● SHORT PROBLEM: Return the number of lines in which the word "Cortex" appears; add nothing else.
_____
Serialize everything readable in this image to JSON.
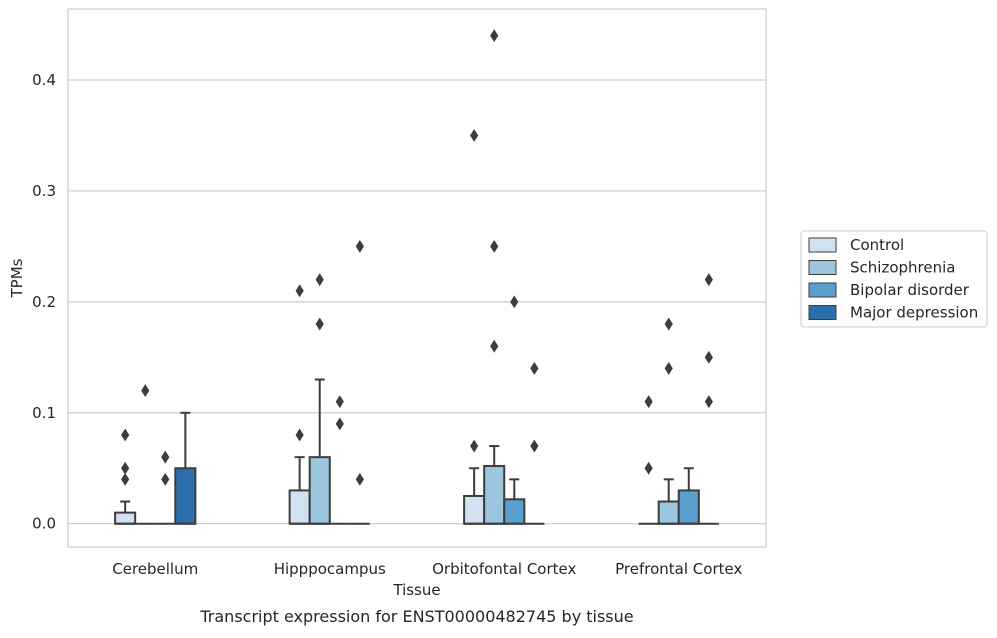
{
  "chart_data": {
    "type": "box",
    "title": "",
    "caption": "Transcript expression for ENST00000482745 by tissue",
    "xlabel": "Tissue",
    "ylabel": "TPMs",
    "ylim": [
      -0.021,
      0.464
    ],
    "yticks": [
      "0.0",
      "0.1",
      "0.2",
      "0.3",
      "0.4"
    ],
    "ytick_values": [
      0.0,
      0.1,
      0.2,
      0.3,
      0.4
    ],
    "grid": "horizontal",
    "legend_position": "right",
    "categories": [
      "Cerebellum",
      "Hipppocampus",
      "Orbitofontal Cortex",
      "Prefrontal Cortex"
    ],
    "series": [
      {
        "name": "Control",
        "color": "#d1e1f1",
        "boxes": [
          {
            "q1": 0.0,
            "median": 0.0,
            "q3": 0.01,
            "whisker_low": 0.0,
            "whisker_high": 0.02,
            "outliers": [
              0.04,
              0.05,
              0.08
            ]
          },
          {
            "q1": 0.0,
            "median": 0.0,
            "q3": 0.03,
            "whisker_low": 0.0,
            "whisker_high": 0.06,
            "outliers": [
              0.08,
              0.21
            ]
          },
          {
            "q1": 0.0,
            "median": 0.0,
            "q3": 0.025,
            "whisker_low": 0.0,
            "whisker_high": 0.05,
            "outliers": [
              0.07,
              0.35
            ]
          },
          {
            "q1": 0.0,
            "median": 0.0,
            "q3": 0.0,
            "whisker_low": 0.0,
            "whisker_high": 0.0,
            "outliers": [
              0.05,
              0.11
            ]
          }
        ]
      },
      {
        "name": "Schizophrenia",
        "color": "#9cc5de",
        "boxes": [
          {
            "q1": 0.0,
            "median": 0.0,
            "q3": 0.0,
            "whisker_low": 0.0,
            "whisker_high": 0.0,
            "outliers": [
              0.12
            ]
          },
          {
            "q1": 0.0,
            "median": 0.0,
            "q3": 0.06,
            "whisker_low": 0.0,
            "whisker_high": 0.13,
            "outliers": [
              0.18,
              0.22
            ]
          },
          {
            "q1": 0.0,
            "median": 0.0,
            "q3": 0.052,
            "whisker_low": 0.0,
            "whisker_high": 0.07,
            "outliers": [
              0.16,
              0.25,
              0.44
            ]
          },
          {
            "q1": 0.0,
            "median": 0.0,
            "q3": 0.02,
            "whisker_low": 0.0,
            "whisker_high": 0.04,
            "outliers": [
              0.14,
              0.18
            ]
          }
        ]
      },
      {
        "name": "Bipolar disorder",
        "color": "#5a9fcd",
        "boxes": [
          {
            "q1": 0.0,
            "median": 0.0,
            "q3": 0.0,
            "whisker_low": 0.0,
            "whisker_high": 0.0,
            "outliers": [
              0.04,
              0.06
            ]
          },
          {
            "q1": 0.0,
            "median": 0.0,
            "q3": 0.0,
            "whisker_low": 0.0,
            "whisker_high": 0.0,
            "outliers": [
              0.09,
              0.11
            ]
          },
          {
            "q1": 0.0,
            "median": 0.0,
            "q3": 0.022,
            "whisker_low": 0.0,
            "whisker_high": 0.04,
            "outliers": [
              0.2
            ]
          },
          {
            "q1": 0.0,
            "median": 0.0,
            "q3": 0.03,
            "whisker_low": 0.0,
            "whisker_high": 0.05,
            "outliers": []
          }
        ]
      },
      {
        "name": "Major depression",
        "color": "#2c6eac",
        "boxes": [
          {
            "q1": 0.0,
            "median": 0.0,
            "q3": 0.05,
            "whisker_low": 0.0,
            "whisker_high": 0.1,
            "outliers": []
          },
          {
            "q1": 0.0,
            "median": 0.0,
            "q3": 0.0,
            "whisker_low": 0.0,
            "whisker_high": 0.0,
            "outliers": [
              0.04,
              0.25
            ]
          },
          {
            "q1": 0.0,
            "median": 0.0,
            "q3": 0.0,
            "whisker_low": 0.0,
            "whisker_high": 0.0,
            "outliers": [
              0.07,
              0.14
            ]
          },
          {
            "q1": 0.0,
            "median": 0.0,
            "q3": 0.0,
            "whisker_low": 0.0,
            "whisker_high": 0.0,
            "outliers": [
              0.11,
              0.15,
              0.22
            ]
          }
        ]
      }
    ],
    "colors": {
      "grid": "#cccccc",
      "frame": "#cccccc",
      "edge": "#3d3d3d",
      "background": "#ffffff"
    }
  }
}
_____
● TASK SOLUTION: 2